▸ **Exercise details**
Transcribe each line of the material as it is, and drop any picture.

▸ **Dataset**

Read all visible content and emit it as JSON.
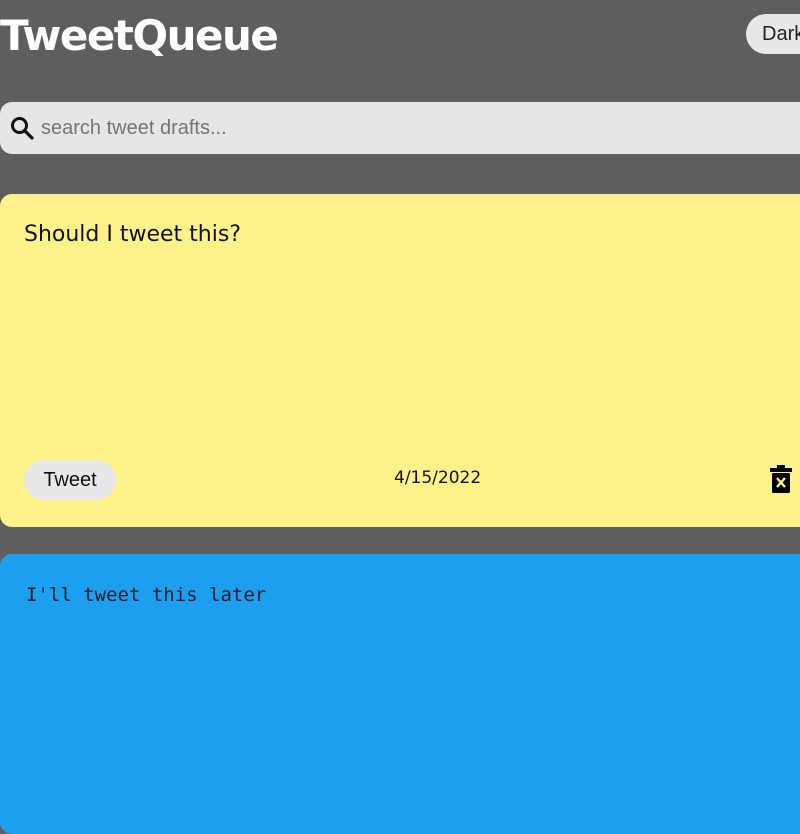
{
  "header": {
    "title": "TweetQueue",
    "theme_toggle_label": "Dark"
  },
  "search": {
    "placeholder": "search tweet drafts...",
    "icon": "search-icon"
  },
  "drafts": [
    {
      "text": "Should I tweet this?",
      "tweet_button_label": "Tweet",
      "date": "4/15/2022",
      "delete_icon": "trash-icon",
      "color": "#fdf28a"
    },
    {
      "text": "I'll tweet this later",
      "color": "#1d9ff0"
    }
  ],
  "colors": {
    "background": "#5e5e5e",
    "search_bg": "#e6e6e6",
    "button_bg": "#e8e8e8"
  }
}
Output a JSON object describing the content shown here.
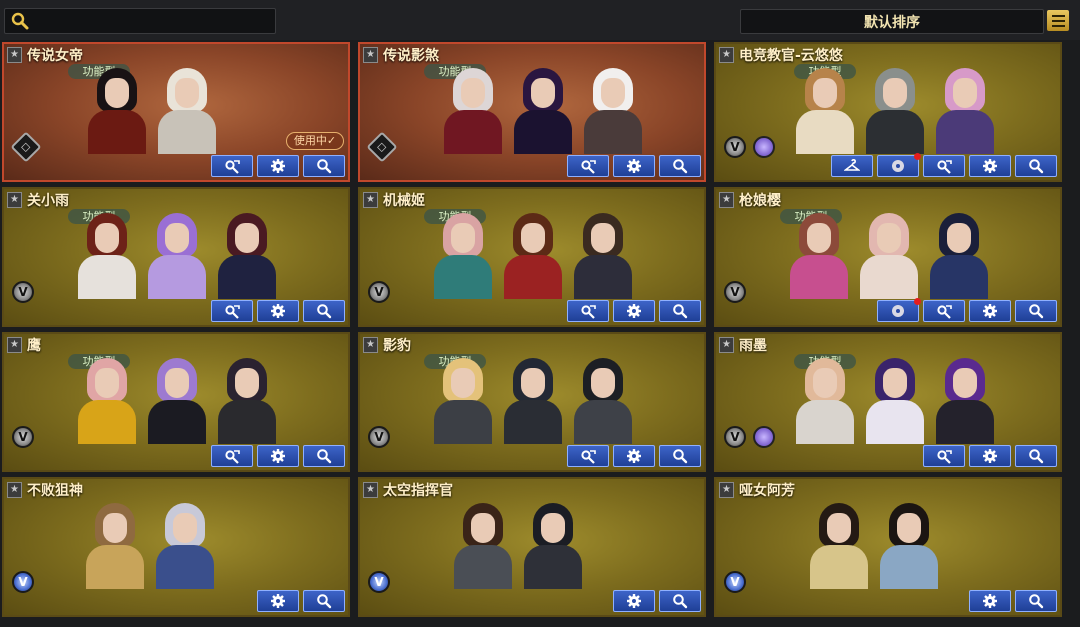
{
  "search": {
    "placeholder": "",
    "value": ""
  },
  "sort": {
    "label": "默认排序"
  },
  "cards": [
    {
      "name": "传说女帝",
      "tag": "功能型",
      "badges": [
        "legend"
      ],
      "in_use": "使用中✓",
      "buttons": [
        "skin-tool-icon",
        "gear-icon",
        "search-icon"
      ],
      "skins": [
        {
          "hair": "#181214",
          "body": "#6b1a12"
        },
        {
          "hair": "#e9e3d8",
          "body": "#c8c2b8"
        }
      ]
    },
    {
      "name": "传说影煞",
      "tag": "功能型",
      "badges": [
        "legend"
      ],
      "buttons": [
        "skin-tool-icon",
        "gear-icon",
        "search-icon"
      ],
      "skins": [
        {
          "hair": "#ddd6d6",
          "body": "#701722"
        },
        {
          "hair": "#2a1640",
          "body": "#1b1230"
        },
        {
          "hair": "#f1efee",
          "body": "#4a3b3a"
        }
      ]
    },
    {
      "name": "电竞教官-云悠悠",
      "tag": "功能型",
      "badges": [
        "v",
        "purple"
      ],
      "buttons": [
        "hanger-icon",
        "disc-icon",
        "skin-tool-icon",
        "gear-icon",
        "search-icon"
      ],
      "dot_on": 1,
      "skins": [
        {
          "hair": "#b7834a",
          "body": "#e8dbc2"
        },
        {
          "hair": "#8a8f8c",
          "body": "#2c2f33"
        },
        {
          "hair": "#d79ac8",
          "body": "#4b3a78"
        }
      ]
    },
    {
      "name": "关小雨",
      "tag": "功能型",
      "badges": [
        "v"
      ],
      "buttons": [
        "skin-tool-icon",
        "gear-icon",
        "search-icon"
      ],
      "skins": [
        {
          "hair": "#6d2218",
          "body": "#e6e1dc"
        },
        {
          "hair": "#9a6fd4",
          "body": "#b59ae0"
        },
        {
          "hair": "#4a1a22",
          "body": "#1f2240"
        }
      ]
    },
    {
      "name": "机械姬",
      "tag": "功能型",
      "badges": [
        "v"
      ],
      "buttons": [
        "skin-tool-icon",
        "gear-icon",
        "search-icon"
      ],
      "skins": [
        {
          "hair": "#d9a3a3",
          "body": "#2f7c79"
        },
        {
          "hair": "#5c2a16",
          "body": "#9b2222"
        },
        {
          "hair": "#3a2a20",
          "body": "#2d2d3a"
        }
      ]
    },
    {
      "name": "枪娘樱",
      "tag": "功能型",
      "badges": [
        "v"
      ],
      "buttons": [
        "disc-icon",
        "skin-tool-icon",
        "gear-icon",
        "search-icon"
      ],
      "dot_on": 0,
      "skins": [
        {
          "hair": "#8c4a3a",
          "body": "#c74f8f"
        },
        {
          "hair": "#e2b7b0",
          "body": "#e9d9cf"
        },
        {
          "hair": "#1a1f3a",
          "body": "#273566"
        }
      ]
    },
    {
      "name": "鹰",
      "tag": "功能型",
      "badges": [
        "v"
      ],
      "buttons": [
        "skin-tool-icon",
        "gear-icon",
        "search-icon"
      ],
      "skins": [
        {
          "hair": "#e0a5a5",
          "body": "#d8a418"
        },
        {
          "hair": "#9d7ad0",
          "body": "#1b1b22"
        },
        {
          "hair": "#2a2230",
          "body": "#2a2a2e"
        }
      ]
    },
    {
      "name": "影豹",
      "tag": "功能型",
      "badges": [
        "v"
      ],
      "buttons": [
        "skin-tool-icon",
        "gear-icon",
        "search-icon"
      ],
      "skins": [
        {
          "hair": "#e4c27a",
          "body": "#3c3f45"
        },
        {
          "hair": "#232834",
          "body": "#2a2d34"
        },
        {
          "hair": "#1c1f24",
          "body": "#3e4148"
        }
      ]
    },
    {
      "name": "雨墨",
      "tag": "功能型",
      "badges": [
        "v",
        "purple"
      ],
      "buttons": [
        "skin-tool-icon",
        "gear-icon",
        "search-icon"
      ],
      "skins": [
        {
          "hair": "#e1b99a",
          "body": "#d9d4ce"
        },
        {
          "hair": "#3a246b",
          "body": "#e8e4ef"
        },
        {
          "hair": "#5a2a8f",
          "body": "#24222c"
        }
      ]
    },
    {
      "name": "不败狙神",
      "tag": "",
      "badges": [
        "blue"
      ],
      "buttons": [
        "gear-icon",
        "search-icon"
      ],
      "skins": [
        {
          "hair": "#8f6a40",
          "body": "#c8a45a"
        },
        {
          "hair": "#c8c9d8",
          "body": "#3a4f8c"
        }
      ]
    },
    {
      "name": "太空指挥官",
      "tag": "",
      "badges": [
        "blue"
      ],
      "buttons": [
        "gear-icon",
        "search-icon"
      ],
      "skins": [
        {
          "hair": "#3a2418",
          "body": "#4a4e55"
        },
        {
          "hair": "#1b1d24",
          "body": "#2e3038"
        }
      ]
    },
    {
      "name": "哑女阿芳",
      "tag": "",
      "badges": [
        "blue"
      ],
      "buttons": [
        "gear-icon",
        "search-icon"
      ],
      "skins": [
        {
          "hair": "#241a14",
          "body": "#d7c58a"
        },
        {
          "hair": "#1b1512",
          "body": "#8aa7c4"
        }
      ]
    }
  ]
}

▸ **Task solution**
Read all visible content and emit it as JSON.
{
  "header": {
    "title": "TweetQueue",
    "theme_toggle_label": "Dark"
  },
  "search": {
    "placeholder": "search tweet drafts...",
    "icon": "search-icon"
  },
  "drafts": [
    {
      "text": "Should I tweet this?",
      "tweet_button_label": "Tweet",
      "date": "4/15/2022",
      "delete_icon": "trash-icon",
      "color": "#fdf28a"
    },
    {
      "text": "I'll tweet this later",
      "color": "#1d9ff0"
    }
  ],
  "colors": {
    "background": "#5e5e5e",
    "search_bg": "#e6e6e6",
    "button_bg": "#e8e8e8"
  }
}
Output a JSON object describing the content shown here.
{
  "search": {
    "placeholder": "",
    "value": ""
  },
  "sort": {
    "label": "默认排序"
  },
  "cards": [
    {
      "name": "传说女帝",
      "tag": "功能型",
      "badges": [
        "legend"
      ],
      "in_use": "使用中✓",
      "buttons": [
        "skin-tool-icon",
        "gear-icon",
        "search-icon"
      ],
      "skins": [
        {
          "hair": "#181214",
          "body": "#6b1a12"
        },
        {
          "hair": "#e9e3d8",
          "body": "#c8c2b8"
        }
      ]
    },
    {
      "name": "传说影煞",
      "tag": "功能型",
      "badges": [
        "legend"
      ],
      "buttons": [
        "skin-tool-icon",
        "gear-icon",
        "search-icon"
      ],
      "skins": [
        {
          "hair": "#ddd6d6",
          "body": "#701722"
        },
        {
          "hair": "#2a1640",
          "body": "#1b1230"
        },
        {
          "hair": "#f1efee",
          "body": "#4a3b3a"
        }
      ]
    },
    {
      "name": "电竞教官-云悠悠",
      "tag": "功能型",
      "badges": [
        "v",
        "purple"
      ],
      "buttons": [
        "hanger-icon",
        "disc-icon",
        "skin-tool-icon",
        "gear-icon",
        "search-icon"
      ],
      "dot_on": 1,
      "skins": [
        {
          "hair": "#b7834a",
          "body": "#e8dbc2"
        },
        {
          "hair": "#8a8f8c",
          "body": "#2c2f33"
        },
        {
          "hair": "#d79ac8",
          "body": "#4b3a78"
        }
      ]
    },
    {
      "name": "关小雨",
      "tag": "功能型",
      "badges": [
        "v"
      ],
      "buttons": [
        "skin-tool-icon",
        "gear-icon",
        "search-icon"
      ],
      "skins": [
        {
          "hair": "#6d2218",
          "body": "#e6e1dc"
        },
        {
          "hair": "#9a6fd4",
          "body": "#b59ae0"
        },
        {
          "hair": "#4a1a22",
          "body": "#1f2240"
        }
      ]
    },
    {
      "name": "机械姬",
      "tag": "功能型",
      "badges": [
        "v"
      ],
      "buttons": [
        "skin-tool-icon",
        "gear-icon",
        "search-icon"
      ],
      "skins": [
        {
          "hair": "#d9a3a3",
          "body": "#2f7c79"
        },
        {
          "hair": "#5c2a16",
          "body": "#9b2222"
        },
        {
          "hair": "#3a2a20",
          "body": "#2d2d3a"
        }
      ]
    },
    {
      "name": "枪娘樱",
      "tag": "功能型",
      "badges": [
        "v"
      ],
      "buttons": [
        "disc-icon",
        "skin-tool-icon",
        "gear-icon",
        "search-icon"
      ],
      "dot_on": 0,
      "skins": [
        {
          "hair": "#8c4a3a",
          "body": "#c74f8f"
        },
        {
          "hair": "#e2b7b0",
          "body": "#e9d9cf"
        },
        {
          "hair": "#1a1f3a",
          "body": "#273566"
        }
      ]
    },
    {
      "name": "鹰",
      "tag": "功能型",
      "badges": [
        "v"
      ],
      "buttons": [
        "skin-tool-icon",
        "gear-icon",
        "search-icon"
      ],
      "skins": [
        {
          "hair": "#e0a5a5",
          "body": "#d8a418"
        },
        {
          "hair": "#9d7ad0",
          "body": "#1b1b22"
        },
        {
          "hair": "#2a2230",
          "body": "#2a2a2e"
        }
      ]
    },
    {
      "name": "影豹",
      "tag": "功能型",
      "badges": [
        "v"
      ],
      "buttons": [
        "skin-tool-icon",
        "gear-icon",
        "search-icon"
      ],
      "skins": [
        {
          "hair": "#e4c27a",
          "body": "#3c3f45"
        },
        {
          "hair": "#232834",
          "body": "#2a2d34"
        },
        {
          "hair": "#1c1f24",
          "body": "#3e4148"
        }
      ]
    },
    {
      "name": "雨墨",
      "tag": "功能型",
      "badges": [
        "v",
        "purple"
      ],
      "buttons": [
        "skin-tool-icon",
        "gear-icon",
        "search-icon"
      ],
      "skins": [
        {
          "hair": "#e1b99a",
          "body": "#d9d4ce"
        },
        {
          "hair": "#3a246b",
          "body": "#e8e4ef"
        },
        {
          "hair": "#5a2a8f",
          "body": "#24222c"
        }
      ]
    },
    {
      "name": "不败狙神",
      "tag": "",
      "badges": [
        "blue"
      ],
      "buttons": [
        "gear-icon",
        "search-icon"
      ],
      "skins": [
        {
          "hair": "#8f6a40",
          "body": "#c8a45a"
        },
        {
          "hair": "#c8c9d8",
          "body": "#3a4f8c"
        }
      ]
    },
    {
      "name": "太空指挥官",
      "tag": "",
      "badges": [
        "blue"
      ],
      "buttons": [
        "gear-icon",
        "search-icon"
      ],
      "skins": [
        {
          "hair": "#3a2418",
          "body": "#4a4e55"
        },
        {
          "hair": "#1b1d24",
          "body": "#2e3038"
        }
      ]
    },
    {
      "name": "哑女阿芳",
      "tag": "",
      "badges": [
        "blue"
      ],
      "buttons": [
        "gear-icon",
        "search-icon"
      ],
      "skins": [
        {
          "hair": "#241a14",
          "body": "#d7c58a"
        },
        {
          "hair": "#1b1512",
          "body": "#8aa7c4"
        }
      ]
    }
  ]
}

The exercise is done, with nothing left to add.